* _Extracted data entries_
....

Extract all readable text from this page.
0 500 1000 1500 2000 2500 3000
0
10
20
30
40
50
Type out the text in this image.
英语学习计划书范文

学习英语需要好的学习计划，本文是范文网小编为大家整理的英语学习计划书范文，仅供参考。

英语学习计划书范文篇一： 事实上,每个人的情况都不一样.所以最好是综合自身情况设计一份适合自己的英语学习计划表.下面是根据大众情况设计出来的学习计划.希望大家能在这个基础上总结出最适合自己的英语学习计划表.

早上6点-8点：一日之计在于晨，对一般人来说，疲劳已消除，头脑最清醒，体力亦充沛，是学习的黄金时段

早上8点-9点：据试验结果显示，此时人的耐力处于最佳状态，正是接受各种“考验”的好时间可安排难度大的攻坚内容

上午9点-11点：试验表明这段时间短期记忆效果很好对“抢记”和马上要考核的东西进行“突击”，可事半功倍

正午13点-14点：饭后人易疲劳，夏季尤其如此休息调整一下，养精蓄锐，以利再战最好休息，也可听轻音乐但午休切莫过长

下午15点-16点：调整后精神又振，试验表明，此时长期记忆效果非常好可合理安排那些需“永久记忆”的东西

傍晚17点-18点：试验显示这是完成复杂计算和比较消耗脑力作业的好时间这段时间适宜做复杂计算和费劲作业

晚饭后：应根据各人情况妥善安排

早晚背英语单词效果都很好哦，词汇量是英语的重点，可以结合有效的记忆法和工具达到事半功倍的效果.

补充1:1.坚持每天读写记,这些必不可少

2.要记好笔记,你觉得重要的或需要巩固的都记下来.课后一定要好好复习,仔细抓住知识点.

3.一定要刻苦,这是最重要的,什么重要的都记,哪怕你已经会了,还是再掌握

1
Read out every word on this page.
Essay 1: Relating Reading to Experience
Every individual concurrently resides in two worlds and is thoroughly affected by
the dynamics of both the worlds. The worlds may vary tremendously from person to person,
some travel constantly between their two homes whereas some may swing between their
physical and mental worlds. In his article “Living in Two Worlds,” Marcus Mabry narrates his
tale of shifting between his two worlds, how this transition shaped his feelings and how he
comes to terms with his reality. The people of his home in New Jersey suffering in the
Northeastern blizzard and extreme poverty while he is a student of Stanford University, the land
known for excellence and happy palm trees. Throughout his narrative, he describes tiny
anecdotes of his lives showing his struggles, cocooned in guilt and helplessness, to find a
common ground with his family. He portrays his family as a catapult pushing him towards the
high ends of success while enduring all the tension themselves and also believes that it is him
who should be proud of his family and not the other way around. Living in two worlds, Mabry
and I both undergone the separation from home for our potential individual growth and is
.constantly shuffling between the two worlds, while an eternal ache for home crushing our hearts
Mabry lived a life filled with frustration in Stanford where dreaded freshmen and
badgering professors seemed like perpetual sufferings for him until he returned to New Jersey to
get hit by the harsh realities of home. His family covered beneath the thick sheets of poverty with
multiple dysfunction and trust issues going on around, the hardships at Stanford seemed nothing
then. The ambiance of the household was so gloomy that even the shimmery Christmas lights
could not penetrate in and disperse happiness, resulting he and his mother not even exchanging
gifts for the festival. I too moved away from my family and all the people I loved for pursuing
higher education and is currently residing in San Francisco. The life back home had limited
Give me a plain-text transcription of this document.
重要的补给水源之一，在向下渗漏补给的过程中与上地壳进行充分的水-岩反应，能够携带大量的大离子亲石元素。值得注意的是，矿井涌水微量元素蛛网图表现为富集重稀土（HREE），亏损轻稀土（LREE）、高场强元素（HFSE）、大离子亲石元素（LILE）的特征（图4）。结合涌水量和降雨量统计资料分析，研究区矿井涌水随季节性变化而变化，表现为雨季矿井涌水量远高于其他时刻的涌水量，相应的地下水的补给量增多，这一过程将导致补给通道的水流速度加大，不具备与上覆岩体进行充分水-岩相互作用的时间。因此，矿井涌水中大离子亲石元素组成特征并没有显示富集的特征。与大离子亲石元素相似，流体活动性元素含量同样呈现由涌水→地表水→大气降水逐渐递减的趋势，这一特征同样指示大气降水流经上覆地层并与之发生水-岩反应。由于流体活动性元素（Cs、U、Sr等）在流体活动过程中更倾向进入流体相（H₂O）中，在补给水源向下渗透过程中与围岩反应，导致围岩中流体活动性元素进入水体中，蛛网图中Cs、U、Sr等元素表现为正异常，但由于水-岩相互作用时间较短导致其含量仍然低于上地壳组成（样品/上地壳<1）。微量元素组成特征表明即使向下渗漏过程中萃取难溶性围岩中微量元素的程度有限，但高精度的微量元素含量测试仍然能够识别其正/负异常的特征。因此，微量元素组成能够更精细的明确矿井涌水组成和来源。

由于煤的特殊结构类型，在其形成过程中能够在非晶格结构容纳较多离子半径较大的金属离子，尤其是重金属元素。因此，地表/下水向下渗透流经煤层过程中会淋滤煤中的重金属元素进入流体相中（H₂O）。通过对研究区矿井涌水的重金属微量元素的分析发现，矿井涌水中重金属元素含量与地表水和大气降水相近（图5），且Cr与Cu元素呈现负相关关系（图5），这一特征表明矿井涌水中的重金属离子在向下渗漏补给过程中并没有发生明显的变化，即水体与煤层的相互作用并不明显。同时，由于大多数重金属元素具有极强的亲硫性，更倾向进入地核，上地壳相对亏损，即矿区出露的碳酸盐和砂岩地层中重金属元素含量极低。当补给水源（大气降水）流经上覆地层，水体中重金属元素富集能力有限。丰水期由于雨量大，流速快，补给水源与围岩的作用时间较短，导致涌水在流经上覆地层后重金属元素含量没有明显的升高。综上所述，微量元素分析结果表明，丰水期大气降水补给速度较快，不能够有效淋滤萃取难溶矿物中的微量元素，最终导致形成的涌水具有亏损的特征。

....

* _What this task involves_
List every line from the entries above in which "Stanford" appears.

* _The reply_
Northeastern blizzard and extreme poverty while he is a student of Stanford University, the land
Mabry lived a life filled with frustration in Stanford where dreaded freshmen and
multiple dysfunction and trust issues going on around, the hardships at Stanford seemed nothing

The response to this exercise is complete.